* **EXERCISE DESCRIPTION**
In the essay on self-defense, what does Article I, Section 32 of the Indiana Constitution provide?

* **EXCERPT PROVIDED**
Morris: Commonsensical Self-Defense
by Leo Morris
I will defend myself.
I do not claim that as a “right.” I merely state it as a fact. It is a biological imperative – is it not? – for an individual to decline to submit meekly to the murderous intent of others.
To that end, I possess a license to carry a handgun issued by the state of Indiana. I know many of my fellow licensees dislike revealing that, but it’s a matter of pubic record, so I don’t see the point. As to whether I actually carry a handgun, that will remain my secret, for the time being.
Now, the Indiana House has voted to allow “constitutional carry” in the state, meaning no license would be required for walking around with a handgun. The Senate and governor have yet to weigh in, but the topic has been opened for discussion.
And I admit to mixed feelings, which might surprise the gun-control crowd and alarm my gun-rights friends.
At this point, I know, those of you always calling for “common sense gun laws” are screaming about historical context and the Founders’ real intent.
So, fine, let’s see if we can disambiguate the Second Amendment a little bit, shall we? (Which annoys me no end, by the way. On any other important policy, you’re all for a “living, breathing Constitution,” but on this issue and this issue alone, you suddenly care about “original intent”? Please).
Suppose I were to concede that the Founders, by prefacing the “right to keep and bear arms” phrase with the “well-regulated militia being necessary” qualifier did actually intend a collective right rather than an individual one, that they truly meant to arm citizens as members of state militias.
But then we have to examine why they did that.
The Second Amendment, indeed the whole of the Bill of Rights, was aimed at curbing the power of Congress, insisted on by Constitutional Convention delegates profoundly afraid of too much centralized power. One of the strongest transfers of power from the states to the federal government, in comparing the Constitution to the Articles of Confederation, was the creation of a standing army controlled federally. So, the states demanded control of their own militias.
And by extension, if you follow this “original intent” argument, the states would control the keeping and bearing of arms, with no “infringement” by the federal government.
So, gun control was meant to be a state issue. Can you acknowledge that, even if you don’t like it?
The Indiana’s Constitution’s language on guns is clear and direct. Article I, Section 32 provides that “the people shall have a right to bear arms, for the defense of themselves and the State.” No namby-pamby qualifier there. People have a right, yes, an individual right, to defend themselves.
Within the bounds of common sense, of course.

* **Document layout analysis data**
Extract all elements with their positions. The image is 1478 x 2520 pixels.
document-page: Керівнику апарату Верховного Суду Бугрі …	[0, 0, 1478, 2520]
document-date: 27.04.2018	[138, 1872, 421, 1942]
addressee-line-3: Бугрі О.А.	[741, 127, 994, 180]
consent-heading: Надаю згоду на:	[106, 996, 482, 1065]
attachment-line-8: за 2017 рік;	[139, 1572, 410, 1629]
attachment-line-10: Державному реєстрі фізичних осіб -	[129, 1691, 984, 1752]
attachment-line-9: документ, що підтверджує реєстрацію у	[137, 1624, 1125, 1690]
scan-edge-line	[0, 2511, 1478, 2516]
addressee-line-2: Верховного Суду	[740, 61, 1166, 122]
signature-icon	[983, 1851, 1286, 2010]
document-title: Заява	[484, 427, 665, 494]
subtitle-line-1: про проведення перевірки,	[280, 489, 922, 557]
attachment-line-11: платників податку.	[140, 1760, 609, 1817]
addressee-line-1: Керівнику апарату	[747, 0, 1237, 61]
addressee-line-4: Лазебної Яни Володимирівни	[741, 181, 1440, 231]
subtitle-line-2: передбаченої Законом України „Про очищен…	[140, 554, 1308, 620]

* **ANSWER**
It provides that "the people shall have a right to bear arms, for the defense of themselves and the State."